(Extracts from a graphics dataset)
↓
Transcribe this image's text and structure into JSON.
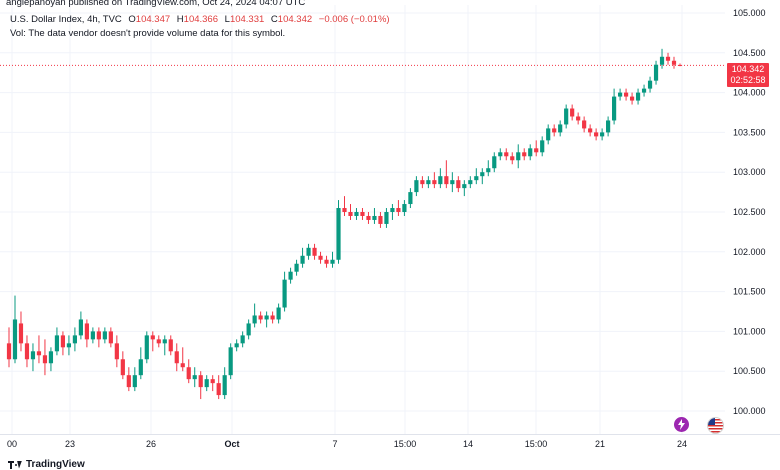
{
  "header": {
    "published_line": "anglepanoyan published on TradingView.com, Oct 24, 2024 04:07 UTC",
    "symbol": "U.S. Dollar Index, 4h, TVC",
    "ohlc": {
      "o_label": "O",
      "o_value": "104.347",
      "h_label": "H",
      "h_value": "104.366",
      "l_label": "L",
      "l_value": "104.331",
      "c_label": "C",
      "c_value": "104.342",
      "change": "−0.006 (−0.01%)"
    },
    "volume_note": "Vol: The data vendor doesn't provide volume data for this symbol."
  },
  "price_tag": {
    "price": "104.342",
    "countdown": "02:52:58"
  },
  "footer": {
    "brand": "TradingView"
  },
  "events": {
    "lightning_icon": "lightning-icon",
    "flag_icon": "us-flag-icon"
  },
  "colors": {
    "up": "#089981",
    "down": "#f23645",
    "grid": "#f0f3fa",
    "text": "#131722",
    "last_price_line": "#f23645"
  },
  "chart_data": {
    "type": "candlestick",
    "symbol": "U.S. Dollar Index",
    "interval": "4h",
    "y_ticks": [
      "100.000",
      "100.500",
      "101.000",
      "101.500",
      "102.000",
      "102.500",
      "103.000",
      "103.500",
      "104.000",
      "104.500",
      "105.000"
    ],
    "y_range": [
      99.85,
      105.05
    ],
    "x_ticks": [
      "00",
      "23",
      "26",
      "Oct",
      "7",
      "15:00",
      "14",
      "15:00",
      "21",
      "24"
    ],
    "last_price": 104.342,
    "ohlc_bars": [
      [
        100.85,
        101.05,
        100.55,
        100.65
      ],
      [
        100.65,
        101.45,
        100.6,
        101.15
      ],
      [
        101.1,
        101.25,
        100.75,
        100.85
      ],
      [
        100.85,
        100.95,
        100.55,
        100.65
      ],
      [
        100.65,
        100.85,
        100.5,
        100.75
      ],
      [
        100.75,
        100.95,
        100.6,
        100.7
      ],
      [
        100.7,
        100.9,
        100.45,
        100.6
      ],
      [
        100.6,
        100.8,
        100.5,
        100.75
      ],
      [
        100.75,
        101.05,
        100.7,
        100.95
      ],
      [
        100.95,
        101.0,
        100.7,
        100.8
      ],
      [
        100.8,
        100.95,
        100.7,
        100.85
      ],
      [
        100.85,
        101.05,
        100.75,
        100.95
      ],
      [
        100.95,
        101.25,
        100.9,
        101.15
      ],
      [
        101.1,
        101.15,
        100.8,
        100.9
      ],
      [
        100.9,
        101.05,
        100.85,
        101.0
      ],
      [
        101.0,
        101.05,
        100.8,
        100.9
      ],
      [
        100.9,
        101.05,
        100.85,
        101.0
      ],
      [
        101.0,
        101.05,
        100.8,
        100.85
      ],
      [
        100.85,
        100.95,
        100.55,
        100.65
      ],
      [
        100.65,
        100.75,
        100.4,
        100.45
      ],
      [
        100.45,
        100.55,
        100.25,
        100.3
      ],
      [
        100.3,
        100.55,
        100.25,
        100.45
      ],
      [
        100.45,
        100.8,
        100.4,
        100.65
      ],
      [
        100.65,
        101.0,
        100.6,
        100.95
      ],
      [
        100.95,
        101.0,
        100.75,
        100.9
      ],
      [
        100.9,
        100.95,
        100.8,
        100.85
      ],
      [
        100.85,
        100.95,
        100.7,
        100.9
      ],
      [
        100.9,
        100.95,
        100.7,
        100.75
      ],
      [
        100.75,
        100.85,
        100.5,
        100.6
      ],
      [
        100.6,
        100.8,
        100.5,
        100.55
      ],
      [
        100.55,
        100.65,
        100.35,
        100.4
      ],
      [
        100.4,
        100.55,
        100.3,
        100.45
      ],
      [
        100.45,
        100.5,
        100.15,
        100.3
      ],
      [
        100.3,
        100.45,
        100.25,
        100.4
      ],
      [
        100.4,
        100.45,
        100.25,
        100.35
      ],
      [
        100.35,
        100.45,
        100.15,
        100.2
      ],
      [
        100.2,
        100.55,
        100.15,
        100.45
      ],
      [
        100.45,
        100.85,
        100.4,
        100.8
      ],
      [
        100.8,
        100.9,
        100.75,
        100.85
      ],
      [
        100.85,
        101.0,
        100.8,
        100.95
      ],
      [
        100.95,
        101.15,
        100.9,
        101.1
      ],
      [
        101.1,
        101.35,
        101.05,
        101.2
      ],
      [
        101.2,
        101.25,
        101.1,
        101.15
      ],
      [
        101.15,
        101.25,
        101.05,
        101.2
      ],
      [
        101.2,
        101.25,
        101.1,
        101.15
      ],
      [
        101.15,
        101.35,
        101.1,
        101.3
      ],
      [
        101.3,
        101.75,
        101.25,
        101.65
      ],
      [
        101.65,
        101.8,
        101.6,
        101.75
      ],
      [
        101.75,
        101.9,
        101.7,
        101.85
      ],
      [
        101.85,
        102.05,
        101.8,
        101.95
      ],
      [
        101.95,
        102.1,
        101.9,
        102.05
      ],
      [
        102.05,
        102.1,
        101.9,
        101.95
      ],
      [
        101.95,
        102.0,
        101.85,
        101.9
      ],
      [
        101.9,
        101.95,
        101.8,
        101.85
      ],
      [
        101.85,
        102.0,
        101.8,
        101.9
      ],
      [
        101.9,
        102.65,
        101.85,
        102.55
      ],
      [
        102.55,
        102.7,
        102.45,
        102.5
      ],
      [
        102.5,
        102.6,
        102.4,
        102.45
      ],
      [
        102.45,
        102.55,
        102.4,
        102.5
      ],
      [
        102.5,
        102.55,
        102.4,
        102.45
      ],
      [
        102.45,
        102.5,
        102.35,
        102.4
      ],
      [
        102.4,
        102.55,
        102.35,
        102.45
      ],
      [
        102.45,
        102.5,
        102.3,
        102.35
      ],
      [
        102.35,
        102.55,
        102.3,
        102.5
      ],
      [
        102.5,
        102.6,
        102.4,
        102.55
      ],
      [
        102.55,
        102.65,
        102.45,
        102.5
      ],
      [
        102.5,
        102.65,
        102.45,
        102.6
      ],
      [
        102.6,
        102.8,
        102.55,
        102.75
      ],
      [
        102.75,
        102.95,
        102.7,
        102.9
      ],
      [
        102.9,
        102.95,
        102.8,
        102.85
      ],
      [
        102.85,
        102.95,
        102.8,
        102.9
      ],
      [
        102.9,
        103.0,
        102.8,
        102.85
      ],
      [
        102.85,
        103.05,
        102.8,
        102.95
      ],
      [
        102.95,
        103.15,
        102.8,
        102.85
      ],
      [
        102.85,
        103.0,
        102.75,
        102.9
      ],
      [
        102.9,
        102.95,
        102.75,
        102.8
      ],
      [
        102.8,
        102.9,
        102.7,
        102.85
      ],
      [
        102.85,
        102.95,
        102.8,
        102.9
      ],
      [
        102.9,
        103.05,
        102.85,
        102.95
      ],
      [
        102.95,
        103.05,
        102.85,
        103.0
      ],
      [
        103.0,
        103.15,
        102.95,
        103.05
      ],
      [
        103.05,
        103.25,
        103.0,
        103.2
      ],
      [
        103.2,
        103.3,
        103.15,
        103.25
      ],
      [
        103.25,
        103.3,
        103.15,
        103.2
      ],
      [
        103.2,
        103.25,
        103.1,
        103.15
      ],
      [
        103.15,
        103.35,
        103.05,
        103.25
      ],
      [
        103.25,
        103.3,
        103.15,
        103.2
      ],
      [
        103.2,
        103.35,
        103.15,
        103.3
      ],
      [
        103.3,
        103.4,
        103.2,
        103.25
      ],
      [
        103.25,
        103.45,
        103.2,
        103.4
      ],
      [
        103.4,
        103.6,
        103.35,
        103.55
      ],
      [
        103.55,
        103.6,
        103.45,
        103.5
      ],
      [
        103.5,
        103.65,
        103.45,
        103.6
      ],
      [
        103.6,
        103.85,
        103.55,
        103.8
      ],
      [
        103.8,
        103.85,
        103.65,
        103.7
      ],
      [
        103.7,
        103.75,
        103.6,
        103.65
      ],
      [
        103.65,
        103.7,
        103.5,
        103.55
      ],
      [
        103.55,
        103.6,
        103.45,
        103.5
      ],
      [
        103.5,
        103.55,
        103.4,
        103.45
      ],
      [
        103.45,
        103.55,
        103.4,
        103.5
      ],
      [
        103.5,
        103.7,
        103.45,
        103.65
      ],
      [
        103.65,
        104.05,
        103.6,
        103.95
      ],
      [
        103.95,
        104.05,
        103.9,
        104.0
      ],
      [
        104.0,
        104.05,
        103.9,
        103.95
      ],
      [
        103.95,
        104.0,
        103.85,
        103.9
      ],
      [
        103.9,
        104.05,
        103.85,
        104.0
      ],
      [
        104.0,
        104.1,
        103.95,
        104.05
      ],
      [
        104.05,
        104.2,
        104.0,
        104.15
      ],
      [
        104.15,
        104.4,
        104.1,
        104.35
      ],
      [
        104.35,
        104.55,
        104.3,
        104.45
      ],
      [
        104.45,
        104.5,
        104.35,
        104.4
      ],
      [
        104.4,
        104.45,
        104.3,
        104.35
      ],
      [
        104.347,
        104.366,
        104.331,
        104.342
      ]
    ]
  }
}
↑
→ **Exercise directions**: Which lines contain the word "text"? Copy each one.

→ **Finished answer**:
Transcribe this image's text and structure into JSON.
    "text": "#131722",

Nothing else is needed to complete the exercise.